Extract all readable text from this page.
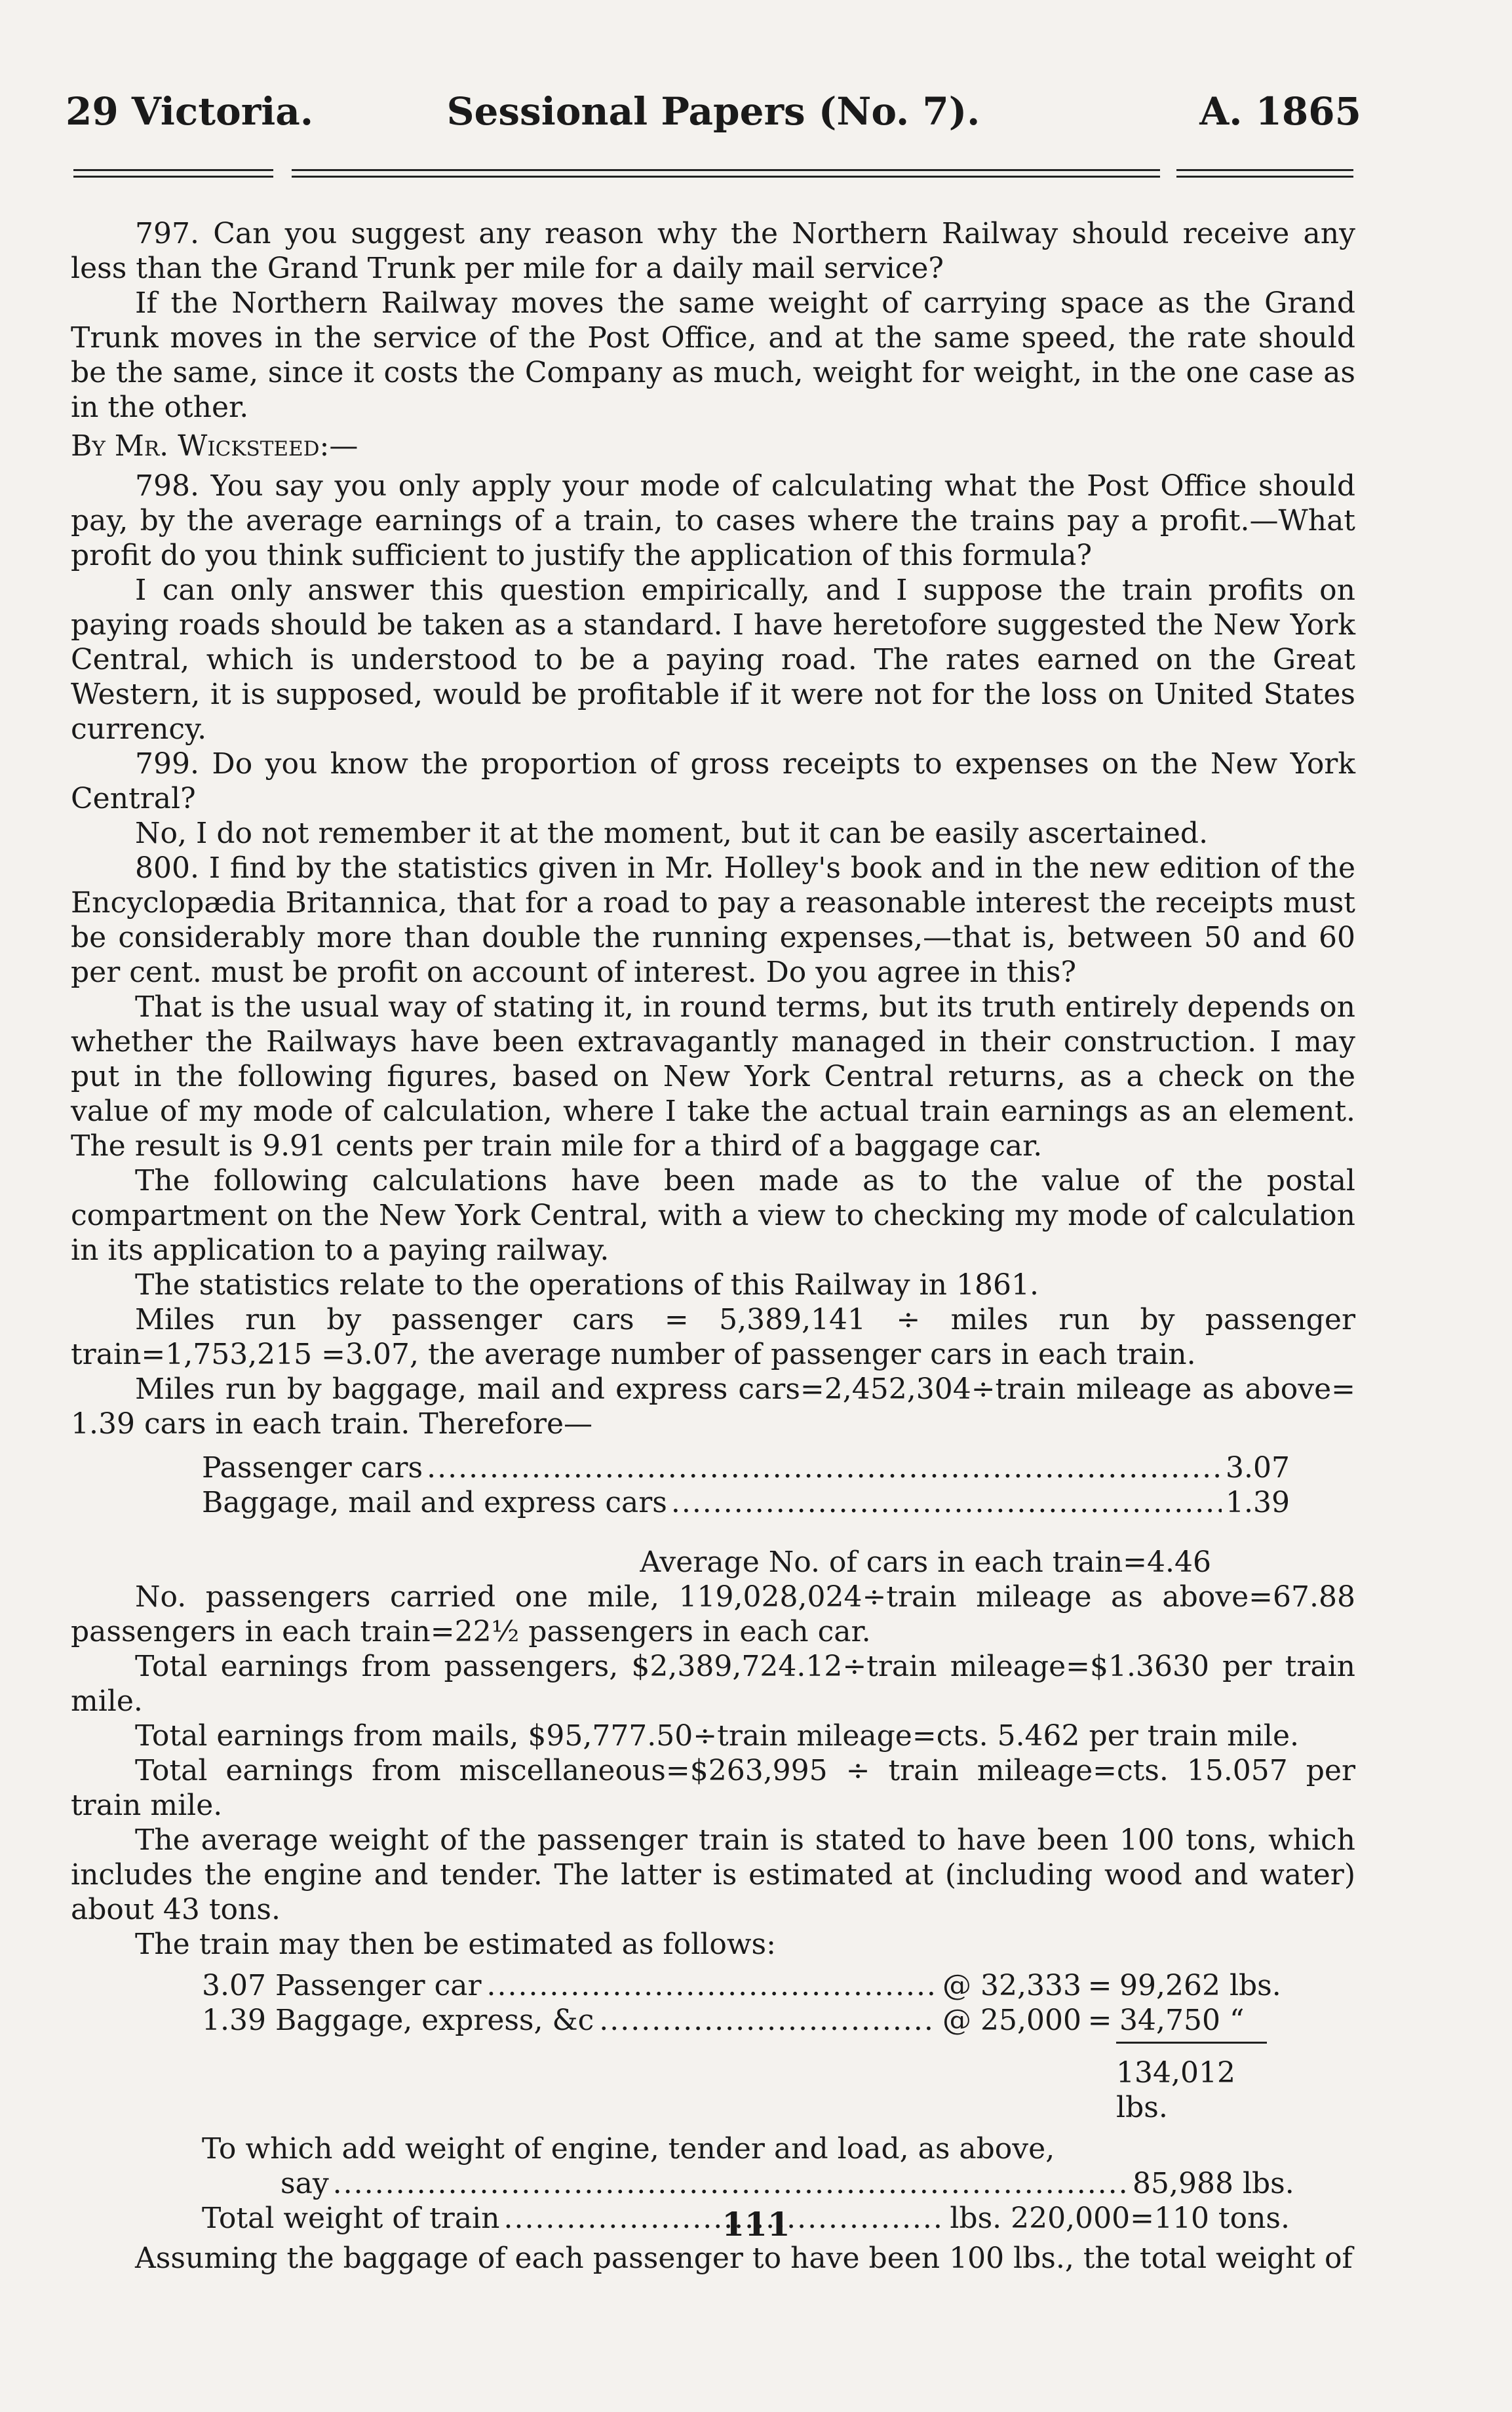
29 Victoria.	Sessional Papers (No. 7).	A. 1865

797. Can you suggest any reason why the Northern Railway should receive any less than the Grand Trunk per mile for a daily mail service?

If the Northern Railway moves the same weight of carrying space as the Grand Trunk moves in the service of the Post Office, and at the same speed, the rate should be the same, since it costs the Company as much, weight for weight, in the one case as in the other.

By Mr. Wicksteed:—

798. You say you only apply your mode of calculating what the Post Office should pay, by the average earnings of a train, to cases where the trains pay a profit.—What profit do you think sufficient to justify the application of this formula?

I can only answer this question empirically, and I suppose the train profits on paying roads should be taken as a standard. I have heretofore suggested the New York Central, which is understood to be a paying road. The rates earned on the Great Western, it is supposed, would be profitable if it were not for the loss on United States currency.

799. Do you know the proportion of gross receipts to expenses on the New York Central?

No, I do not remember it at the moment, but it can be easily ascertained.

800. I find by the statistics given in Mr. Holley's book and in the new edition of the Encyclopædia Britannica, that for a road to pay a reasonable interest the receipts must be considerably more than double the running expenses,—that is, between 50 and 60 per cent. must be profit on account of interest. Do you agree in this?

That is the usual way of stating it, in round terms, but its truth entirely depends on whether the Railways have been extravagantly managed in their construction. I may put in the following figures, based on New York Central returns, as a check on the value of my mode of calculation, where I take the actual train earnings as an element. The result is 9.91 cents per train mile for a third of a baggage car.

The following calculations have been made as to the value of the postal compartment on the New York Central, with a view to checking my mode of calculation in its application to a paying railway.

The statistics relate to the operations of this Railway in 1861.

Miles run by passenger cars = 5,389,141 ÷ miles run by passenger train=1,753,215 =3.07, the average number of passenger cars in each train.

Miles run by baggage, mail and express cars=2,452,304÷train mileage as above= 1.39 cars in each train. Therefore—

Passenger cars .....	3.07
Baggage, mail and express cars .....	1.39

Average No. of cars in each train=4.46

No. passengers carried one mile, 119,028,024÷train mileage as above=67.88 passengers in each train=22½ passengers in each car.

Total earnings from passengers, $2,389,724.12÷train mileage=$1.3630 per train mile.

Total earnings from mails, $95,777.50÷train mileage=cts. 5.462 per train mile.

Total earnings from miscellaneous=$263,995 ÷ train mileage=cts. 15.057 per train mile.

The average weight of the passenger train is stated to have been 100 tons, which includes the engine and tender. The latter is estimated at (including wood and water) about 43 tons.

The train may then be estimated as follows:

3.07 Passenger car .....	@ 32,333 = 99,262 lbs.
1.39 Baggage, express, &c .....	@ 25,000 = 34,750 “
134,012 lbs.
To which add weight of engine, tender and load, as above,
say .....	85,988 lbs.
Total weight of train .....	lbs. 220,000=110 tons.

Assuming the baggage of each passenger to have been 100 lbs., the total weight of

111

* * *

Leave the images out, please, and restate each line word for word.

Extract all readable text from this page.
29 Victoria.	Sessional Papers (No. 7).	A. 1865

797. Can you suggest any reason why the Northern Railway should receive any less than the Grand Trunk per mile for a daily mail service?

If the Northern Railway moves the same weight of carrying space as the Grand Trunk moves in the service of the Post Office, and at the same speed, the rate should be the same, since it costs the Company as much, weight for weight, in the one case as in the other.

By Mr. Wicksteed:—

798. You say you only apply your mode of calculating what the Post Office should pay, by the average earnings of a train, to cases where the trains pay a profit.—What profit do you think sufficient to justify the application of this formula?

I can only answer this question empirically, and I suppose the train profits on paying roads should be taken as a standard. I have heretofore suggested the New York Central, which is understood to be a paying road. The rates earned on the Great Western, it is supposed, would be profitable if it were not for the loss on United States currency.

799. Do you know the proportion of gross receipts to expenses on the New York Central?

No, I do not remember it at the moment, but it can be easily ascertained.

800. I find by the statistics given in Mr. Holley's book and in the new edition of the Encyclopædia Britannica, that for a road to pay a reasonable interest the receipts must be considerably more than double the running expenses,—that is, between 50 and 60 per cent. must be profit on account of interest. Do you agree in this?

That is the usual way of stating it, in round terms, but its truth entirely depends on whether the Railways have been extravagantly managed in their construction. I may put in the following figures, based on New York Central returns, as a check on the value of my mode of calculation, where I take the actual train earnings as an element. The result is 9.91 cents per train mile for a third of a baggage car.

The following calculations have been made as to the value of the postal compartment on the New York Central, with a view to checking my mode of calculation in its application to a paying railway.

The statistics relate to the operations of this Railway in 1861.

Miles run by passenger cars = 5,389,141 ÷ miles run by passenger train=1,753,215 =3.07, the average number of passenger cars in each train.

Miles run by baggage, mail and express cars=2,452,304÷train mileage as above= 1.39 cars in each train. Therefore—

Passenger cars .....	3.07
Baggage, mail and express cars .....	1.39

Average No. of cars in each train=4.46

No. passengers carried one mile, 119,028,024÷train mileage as above=67.88 passengers in each train=22½ passengers in each car.

Total earnings from passengers, $2,389,724.12÷train mileage=$1.3630 per train mile.

Total earnings from mails, $95,777.50÷train mileage=cts. 5.462 per train mile.

Total earnings from miscellaneous=$263,995 ÷ train mileage=cts. 15.057 per train mile.

The average weight of the passenger train is stated to have been 100 tons, which includes the engine and tender. The latter is estimated at (including wood and water) about 43 tons.

The train may then be estimated as follows:

3.07 Passenger car .....	@ 32,333 = 99,262 lbs.
1.39 Baggage, express, &c .....	@ 25,000 = 34,750 “
134,012 lbs.
To which add weight of engine, tender and load, as above,
say .....	85,988 lbs.
Total weight of train .....	lbs. 220,000=110 tons.

Assuming the baggage of each passenger to have been 100 lbs., the total weight of

111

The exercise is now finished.